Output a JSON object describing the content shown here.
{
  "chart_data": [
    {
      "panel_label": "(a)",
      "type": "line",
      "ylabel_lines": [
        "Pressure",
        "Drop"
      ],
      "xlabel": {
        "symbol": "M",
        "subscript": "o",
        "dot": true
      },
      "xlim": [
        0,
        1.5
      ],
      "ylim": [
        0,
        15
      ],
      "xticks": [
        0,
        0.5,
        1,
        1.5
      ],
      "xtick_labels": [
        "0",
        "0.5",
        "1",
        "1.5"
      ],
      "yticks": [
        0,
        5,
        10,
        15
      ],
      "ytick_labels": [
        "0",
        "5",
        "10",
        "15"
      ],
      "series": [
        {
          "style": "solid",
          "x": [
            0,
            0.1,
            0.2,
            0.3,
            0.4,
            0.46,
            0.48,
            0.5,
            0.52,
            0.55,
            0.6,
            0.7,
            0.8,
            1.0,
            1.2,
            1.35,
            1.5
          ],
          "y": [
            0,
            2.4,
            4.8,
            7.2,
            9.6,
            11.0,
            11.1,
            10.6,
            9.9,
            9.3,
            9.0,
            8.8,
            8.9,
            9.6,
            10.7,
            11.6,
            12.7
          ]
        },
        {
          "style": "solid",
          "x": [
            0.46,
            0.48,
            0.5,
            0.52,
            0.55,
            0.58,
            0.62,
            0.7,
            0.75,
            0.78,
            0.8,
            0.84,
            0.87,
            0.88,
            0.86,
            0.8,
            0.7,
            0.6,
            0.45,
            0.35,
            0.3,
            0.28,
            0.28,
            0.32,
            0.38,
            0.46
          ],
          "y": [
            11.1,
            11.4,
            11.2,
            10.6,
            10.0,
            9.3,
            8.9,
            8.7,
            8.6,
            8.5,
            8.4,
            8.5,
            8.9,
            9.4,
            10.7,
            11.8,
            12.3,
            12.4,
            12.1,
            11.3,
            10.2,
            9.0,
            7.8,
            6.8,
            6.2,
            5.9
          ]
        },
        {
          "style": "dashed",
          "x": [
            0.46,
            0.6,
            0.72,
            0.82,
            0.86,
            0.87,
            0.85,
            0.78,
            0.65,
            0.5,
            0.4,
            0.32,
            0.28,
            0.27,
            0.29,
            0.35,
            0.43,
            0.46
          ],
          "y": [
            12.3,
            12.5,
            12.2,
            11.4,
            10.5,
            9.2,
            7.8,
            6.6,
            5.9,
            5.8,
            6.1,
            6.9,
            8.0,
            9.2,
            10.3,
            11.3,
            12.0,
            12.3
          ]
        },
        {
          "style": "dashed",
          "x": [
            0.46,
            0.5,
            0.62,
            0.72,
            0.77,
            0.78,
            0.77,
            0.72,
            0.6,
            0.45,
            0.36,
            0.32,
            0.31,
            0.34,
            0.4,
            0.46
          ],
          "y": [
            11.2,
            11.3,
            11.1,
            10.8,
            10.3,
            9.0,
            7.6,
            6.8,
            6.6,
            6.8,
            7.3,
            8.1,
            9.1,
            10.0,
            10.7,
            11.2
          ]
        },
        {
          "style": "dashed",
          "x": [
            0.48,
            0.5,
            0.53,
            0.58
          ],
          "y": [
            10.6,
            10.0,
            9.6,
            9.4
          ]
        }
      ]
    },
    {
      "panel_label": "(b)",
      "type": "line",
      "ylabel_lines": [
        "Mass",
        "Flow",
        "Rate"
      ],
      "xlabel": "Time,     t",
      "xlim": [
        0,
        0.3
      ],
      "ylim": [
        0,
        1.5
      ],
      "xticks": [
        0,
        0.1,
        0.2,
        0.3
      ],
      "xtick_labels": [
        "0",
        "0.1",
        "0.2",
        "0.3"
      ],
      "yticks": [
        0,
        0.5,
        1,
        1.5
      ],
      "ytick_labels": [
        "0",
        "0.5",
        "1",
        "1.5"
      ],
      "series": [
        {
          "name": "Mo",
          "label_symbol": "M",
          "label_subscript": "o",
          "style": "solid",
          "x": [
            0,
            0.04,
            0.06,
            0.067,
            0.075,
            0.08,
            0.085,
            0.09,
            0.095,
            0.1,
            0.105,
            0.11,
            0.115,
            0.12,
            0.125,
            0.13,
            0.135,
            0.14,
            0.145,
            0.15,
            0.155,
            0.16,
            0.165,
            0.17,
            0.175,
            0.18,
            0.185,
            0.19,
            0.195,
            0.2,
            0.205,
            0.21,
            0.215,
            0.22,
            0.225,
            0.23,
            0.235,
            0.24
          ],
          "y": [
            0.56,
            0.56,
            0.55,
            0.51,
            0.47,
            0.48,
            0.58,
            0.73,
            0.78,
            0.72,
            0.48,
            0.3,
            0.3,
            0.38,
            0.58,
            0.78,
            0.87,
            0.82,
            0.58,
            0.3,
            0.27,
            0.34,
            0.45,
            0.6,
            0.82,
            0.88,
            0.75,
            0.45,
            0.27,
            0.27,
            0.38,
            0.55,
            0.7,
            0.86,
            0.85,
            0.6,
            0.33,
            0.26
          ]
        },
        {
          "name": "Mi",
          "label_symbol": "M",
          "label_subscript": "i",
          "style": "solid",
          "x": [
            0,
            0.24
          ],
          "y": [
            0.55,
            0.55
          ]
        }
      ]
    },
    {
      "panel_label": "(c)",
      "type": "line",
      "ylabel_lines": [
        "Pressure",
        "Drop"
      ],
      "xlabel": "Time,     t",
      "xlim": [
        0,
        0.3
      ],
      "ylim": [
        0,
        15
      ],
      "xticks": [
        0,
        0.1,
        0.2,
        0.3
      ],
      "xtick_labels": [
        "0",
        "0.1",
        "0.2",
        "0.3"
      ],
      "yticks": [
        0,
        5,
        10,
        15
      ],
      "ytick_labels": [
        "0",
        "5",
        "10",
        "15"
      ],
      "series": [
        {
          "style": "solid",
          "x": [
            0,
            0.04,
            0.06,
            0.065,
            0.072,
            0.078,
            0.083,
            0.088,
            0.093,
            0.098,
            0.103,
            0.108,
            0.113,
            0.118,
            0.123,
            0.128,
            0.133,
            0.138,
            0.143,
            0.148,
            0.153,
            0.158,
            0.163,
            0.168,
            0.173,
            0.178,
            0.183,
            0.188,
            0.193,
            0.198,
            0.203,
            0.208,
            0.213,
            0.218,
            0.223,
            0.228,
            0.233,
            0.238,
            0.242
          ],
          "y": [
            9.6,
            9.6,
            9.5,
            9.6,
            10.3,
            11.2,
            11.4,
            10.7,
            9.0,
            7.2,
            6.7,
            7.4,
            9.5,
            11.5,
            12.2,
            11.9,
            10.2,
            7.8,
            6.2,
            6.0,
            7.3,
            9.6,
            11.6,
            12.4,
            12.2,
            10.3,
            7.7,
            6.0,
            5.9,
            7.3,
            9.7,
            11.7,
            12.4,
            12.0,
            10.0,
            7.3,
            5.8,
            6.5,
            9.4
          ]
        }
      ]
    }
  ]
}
---
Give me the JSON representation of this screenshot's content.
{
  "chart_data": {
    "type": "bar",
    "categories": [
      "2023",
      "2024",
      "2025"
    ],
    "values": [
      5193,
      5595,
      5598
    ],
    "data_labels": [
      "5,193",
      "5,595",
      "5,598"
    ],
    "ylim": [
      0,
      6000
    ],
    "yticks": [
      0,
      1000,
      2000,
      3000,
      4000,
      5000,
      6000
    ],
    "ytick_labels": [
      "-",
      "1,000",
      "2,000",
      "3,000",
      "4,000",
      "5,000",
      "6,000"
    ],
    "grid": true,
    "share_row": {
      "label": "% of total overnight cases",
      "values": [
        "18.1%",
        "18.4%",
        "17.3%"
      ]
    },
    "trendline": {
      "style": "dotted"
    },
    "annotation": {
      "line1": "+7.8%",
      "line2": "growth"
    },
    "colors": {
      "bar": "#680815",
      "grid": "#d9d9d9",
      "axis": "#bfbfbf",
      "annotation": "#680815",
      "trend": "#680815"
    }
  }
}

_TASK GOAL_. Using the records above, pull out each line where the word "content" occurs.

_FINAL RESULT_.
Output a JSON object describing the content shown here.
Give me the JSON representation of this screenshot's content.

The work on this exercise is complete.